§ Requirements
Return all of the data exactly as written, without the pictures.

[Extracted data entries]

● ● ● ● ●

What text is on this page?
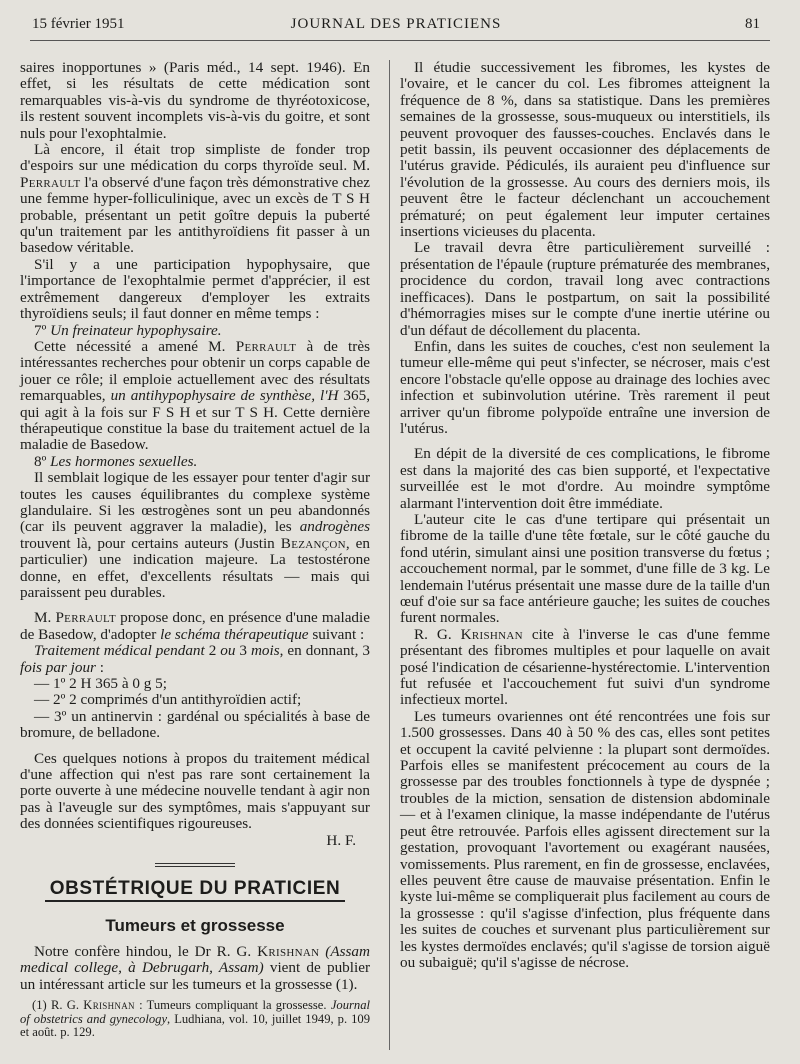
15 février 1951	JOURNAL DES PRATICIENS	81

saires inopportunes » (Paris méd., 14 sept. 1946). En effet, si les résultats de cette médication sont remarquables vis-à-vis du syndrome de thyréotoxicose, ils restent souvent incomplets vis-à-vis du goitre, et sont nuls pour l'exophtalmie.

Là encore, il était trop simpliste de fonder trop d'espoirs sur une médication du corps thyroïde seul. M. Perrault l'a observé d'une façon très démonstrative chez une femme hyper-folliculinique, avec un excès de T S H probable, présentant un petit goître depuis la puberté qu'un traitement par les antithyroïdiens fit passer à un basedow véritable.

S'il y a une participation hypophysaire, que l'importance de l'exophtalmie permet d'apprécier, il est extrêmement dangereux d'employer les extraits thyroïdiens seuls; il faut donner en même temps :

7º Un freinateur hypophysaire.

Cette nécessité a amené M. Perrault à de très intéressantes recherches pour obtenir un corps capable de jouer ce rôle; il emploie actuellement avec des résultats remarquables, un antihypophysaire de synthèse, l'H 365, qui agit à la fois sur F S H et sur T S H. Cette dernière thérapeutique constitue la base du traitement actuel de la maladie de Basedow.

8º Les hormones sexuelles.

Il semblait logique de les essayer pour tenter d'agir sur toutes les causes équilibrantes du complexe système glandulaire. Si les œstrogènes sont un peu abandonnés (car ils peuvent aggraver la maladie), les androgènes trouvent là, pour certains auteurs (Justin Bezançon, en particulier) une indication majeure. La testostérone donne, en effet, d'excellents résultats — mais qui paraissent peu durables.

M. Perrault propose donc, en présence d'une maladie de Basedow, d'adopter le schéma thérapeutique suivant :

Traitement médical pendant 2 ou 3 mois, en donnant, 3 fois par jour :

— 1º 2 H 365 à 0 g 5;

— 2º 2 comprimés d'un antithyroïdien actif;

— 3º un antinervin : gardénal ou spécialités à base de bromure, de belladone.

Ces quelques notions à propos du traitement médical d'une affection qui n'est pas rare sont certainement la porte ouverte à une médecine nouvelle tendant à agir non pas à l'aveugle sur des symptômes, mais s'appuyant sur des données scientifiques rigoureuses.

H. F.

OBSTÉTRIQUE DU PRATICIEN
Tumeurs et grossesse

Notre confère hindou, le Dr R. G. Krishnan (Assam medical college, à Debrugarh, Assam) vient de publier un intéressant article sur les tumeurs et la grossesse (1).

(1) R. G. Krishnan : Tumeurs compliquant la grossesse. Journal of obstetrics and gynecology, Ludhiana, vol. 10, juillet 1949, p. 109 et août. p. 129.

Il étudie successivement les fibromes, les kystes de l'ovaire, et le cancer du col. Les fibromes atteignent la fréquence de 8 %, dans sa statistique. Dans les premières semaines de la grossesse, sous-muqueux ou interstitiels, ils peuvent provoquer des fausses-couches. Enclavés dans le petit bassin, ils peuvent occasionner des déplacements de l'utérus gravide. Pédiculés, ils auraient peu d'influence sur l'évolution de la grossesse. Au cours des derniers mois, ils peuvent être le facteur déclenchant un accouchement prématuré; on peut également leur imputer certaines insertions vicieuses du placenta.

Le travail devra être particulièrement surveillé : présentation de l'épaule (rupture prématurée des membranes, procidence du cordon, travail long avec contractions inefficaces). Dans le postpartum, on sait la possibilité d'hémorragies mises sur le compte d'une inertie utérine ou d'un défaut de décollement du placenta.

Enfin, dans les suites de couches, c'est non seulement la tumeur elle-même qui peut s'infecter, se nécroser, mais c'est encore l'obstacle qu'elle oppose au drainage des lochies avec infection et subinvolution utérine. Très rarement il peut arriver qu'un fibrome polypoïde entraîne une inversion de l'utérus.

En dépit de la diversité de ces complications, le fibrome est dans la majorité des cas bien supporté, et l'expectative surveillée est le mot d'ordre. Au moindre symptôme alarmant l'intervention doit être immédiate.

L'auteur cite le cas d'une tertipare qui présentait un fibrome de la taille d'une tête fœtale, sur le côté gauche du fond utérin, simulant ainsi une position transverse du fœtus ; accouchement normal, par le sommet, d'une fille de 3 kg. Le lendemain l'utérus présentait une masse dure de la taille d'un œuf d'oie sur sa face antérieure gauche; les suites de couches furent normales.

R. G. Krishnan cite à l'inverse le cas d'une femme présentant des fibromes multiples et pour laquelle on avait posé l'indication de césarienne-hystérectomie. L'intervention fut refusée et l'accouchement fut suivi d'un syndrome infectieux mortel.

Les tumeurs ovariennes ont été rencontrées une fois sur 1.500 grossesses. Dans 40 à 50 % des cas, elles sont petites et occupent la cavité pelvienne : la plupart sont dermoïdes. Parfois elles se manifestent précocement au cours de la grossesse par des troubles fonctionnels à type de dyspnée ; troubles de la miction, sensation de distension abdominale — et à l'examen clinique, la masse indépendante de l'utérus peut être retrouvée. Parfois elles agissent directement sur la gestation, provoquant l'avortement ou exagérant nausées, vomissements. Plus rarement, en fin de grossesse, enclavées, elles peuvent être cause de mauvaise présentation. Enfin le kyste lui-même se compliquerait plus facilement au cours de la grossesse : qu'il s'agisse d'infection, plus fréquente dans les suites de couches et survenant plus particulièrement sur les kystes dermoïdes enclavés; qu'il s'agisse de torsion aiguë ou subaiguë; qu'il s'agisse de nécrose.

● ● ● ● ●

§ Solution
What text is on this page?
15 février 1951	JOURNAL DES PRATICIENS	81

saires inopportunes » (Paris méd., 14 sept. 1946). En effet, si les résultats de cette médication sont remarquables vis-à-vis du syndrome de thyréotoxicose, ils restent souvent incomplets vis-à-vis du goitre, et sont nuls pour l'exophtalmie.

Là encore, il était trop simpliste de fonder trop d'espoirs sur une médication du corps thyroïde seul. M. Perrault l'a observé d'une façon très démonstrative chez une femme hyper-folliculinique, avec un excès de T S H probable, présentant un petit goître depuis la puberté qu'un traitement par les antithyroïdiens fit passer à un basedow véritable.

S'il y a une participation hypophysaire, que l'importance de l'exophtalmie permet d'apprécier, il est extrêmement dangereux d'employer les extraits thyroïdiens seuls; il faut donner en même temps :

7º Un freinateur hypophysaire.

Cette nécessité a amené M. Perrault à de très intéressantes recherches pour obtenir un corps capable de jouer ce rôle; il emploie actuellement avec des résultats remarquables, un antihypophysaire de synthèse, l'H 365, qui agit à la fois sur F S H et sur T S H. Cette dernière thérapeutique constitue la base du traitement actuel de la maladie de Basedow.

8º Les hormones sexuelles.

Il semblait logique de les essayer pour tenter d'agir sur toutes les causes équilibrantes du complexe système glandulaire. Si les œstrogènes sont un peu abandonnés (car ils peuvent aggraver la maladie), les androgènes trouvent là, pour certains auteurs (Justin Bezançon, en particulier) une indication majeure. La testostérone donne, en effet, d'excellents résultats — mais qui paraissent peu durables.

M. Perrault propose donc, en présence d'une maladie de Basedow, d'adopter le schéma thérapeutique suivant :

Traitement médical pendant 2 ou 3 mois, en donnant, 3 fois par jour :

— 1º 2 H 365 à 0 g 5;

— 2º 2 comprimés d'un antithyroïdien actif;

— 3º un antinervin : gardénal ou spécialités à base de bromure, de belladone.

Ces quelques notions à propos du traitement médical d'une affection qui n'est pas rare sont certainement la porte ouverte à une médecine nouvelle tendant à agir non pas à l'aveugle sur des symptômes, mais s'appuyant sur des données scientifiques rigoureuses.

H. F.

OBSTÉTRIQUE DU PRATICIEN
Tumeurs et grossesse

Notre confère hindou, le Dr R. G. Krishnan (Assam medical college, à Debrugarh, Assam) vient de publier un intéressant article sur les tumeurs et la grossesse (1).

(1) R. G. Krishnan : Tumeurs compliquant la grossesse. Journal of obstetrics and gynecology, Ludhiana, vol. 10, juillet 1949, p. 109 et août. p. 129.

Il étudie successivement les fibromes, les kystes de l'ovaire, et le cancer du col. Les fibromes atteignent la fréquence de 8 %, dans sa statistique. Dans les premières semaines de la grossesse, sous-muqueux ou interstitiels, ils peuvent provoquer des fausses-couches. Enclavés dans le petit bassin, ils peuvent occasionner des déplacements de l'utérus gravide. Pédiculés, ils auraient peu d'influence sur l'évolution de la grossesse. Au cours des derniers mois, ils peuvent être le facteur déclenchant un accouchement prématuré; on peut également leur imputer certaines insertions vicieuses du placenta.

Le travail devra être particulièrement surveillé : présentation de l'épaule (rupture prématurée des membranes, procidence du cordon, travail long avec contractions inefficaces). Dans le postpartum, on sait la possibilité d'hémorragies mises sur le compte d'une inertie utérine ou d'un défaut de décollement du placenta.

Enfin, dans les suites de couches, c'est non seulement la tumeur elle-même qui peut s'infecter, se nécroser, mais c'est encore l'obstacle qu'elle oppose au drainage des lochies avec infection et subinvolution utérine. Très rarement il peut arriver qu'un fibrome polypoïde entraîne une inversion de l'utérus.

En dépit de la diversité de ces complications, le fibrome est dans la majorité des cas bien supporté, et l'expectative surveillée est le mot d'ordre. Au moindre symptôme alarmant l'intervention doit être immédiate.

L'auteur cite le cas d'une tertipare qui présentait un fibrome de la taille d'une tête fœtale, sur le côté gauche du fond utérin, simulant ainsi une position transverse du fœtus ; accouchement normal, par le sommet, d'une fille de 3 kg. Le lendemain l'utérus présentait une masse dure de la taille d'un œuf d'oie sur sa face antérieure gauche; les suites de couches furent normales.

R. G. Krishnan cite à l'inverse le cas d'une femme présentant des fibromes multiples et pour laquelle on avait posé l'indication de césarienne-hystérectomie. L'intervention fut refusée et l'accouchement fut suivi d'un syndrome infectieux mortel.

Les tumeurs ovariennes ont été rencontrées une fois sur 1.500 grossesses. Dans 40 à 50 % des cas, elles sont petites et occupent la cavité pelvienne : la plupart sont dermoïdes. Parfois elles se manifestent précocement au cours de la grossesse par des troubles fonctionnels à type de dyspnée ; troubles de la miction, sensation de distension abdominale — et à l'examen clinique, la masse indépendante de l'utérus peut être retrouvée. Parfois elles agissent directement sur la gestation, provoquant l'avortement ou exagérant nausées, vomissements. Plus rarement, en fin de grossesse, enclavées, elles peuvent être cause de mauvaise présentation. Enfin le kyste lui-même se compliquerait plus facilement au cours de la grossesse : qu'il s'agisse d'infection, plus fréquente dans les suites de couches et survenant plus particulièrement sur les kystes dermoïdes enclavés; qu'il s'agisse de torsion aiguë ou subaiguë; qu'il s'agisse de nécrose.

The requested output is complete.